Lines of data
# # # #

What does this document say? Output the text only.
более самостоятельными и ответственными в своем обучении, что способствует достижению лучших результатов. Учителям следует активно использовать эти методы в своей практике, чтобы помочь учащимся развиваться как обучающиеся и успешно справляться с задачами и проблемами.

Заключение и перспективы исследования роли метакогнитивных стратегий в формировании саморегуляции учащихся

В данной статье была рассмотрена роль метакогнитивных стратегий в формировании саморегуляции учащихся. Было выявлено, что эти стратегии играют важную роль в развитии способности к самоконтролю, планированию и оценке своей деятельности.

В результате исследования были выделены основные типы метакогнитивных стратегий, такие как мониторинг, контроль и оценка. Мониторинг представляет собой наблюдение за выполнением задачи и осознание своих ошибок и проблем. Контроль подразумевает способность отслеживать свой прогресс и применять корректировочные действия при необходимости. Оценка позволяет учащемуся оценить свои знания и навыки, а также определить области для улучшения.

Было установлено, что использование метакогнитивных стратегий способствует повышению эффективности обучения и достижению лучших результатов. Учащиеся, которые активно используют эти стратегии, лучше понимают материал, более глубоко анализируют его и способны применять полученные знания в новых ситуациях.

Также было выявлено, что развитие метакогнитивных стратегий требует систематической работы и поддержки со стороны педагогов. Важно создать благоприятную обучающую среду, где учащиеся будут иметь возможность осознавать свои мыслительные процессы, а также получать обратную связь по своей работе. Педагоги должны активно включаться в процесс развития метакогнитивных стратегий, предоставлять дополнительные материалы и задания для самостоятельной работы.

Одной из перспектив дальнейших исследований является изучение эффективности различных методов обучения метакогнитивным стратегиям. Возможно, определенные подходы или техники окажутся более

# # # #

• **What to do**
Determine the count of lines in the data above with the string "достижению" in them, and give that count alone.

• **Exercise output**
2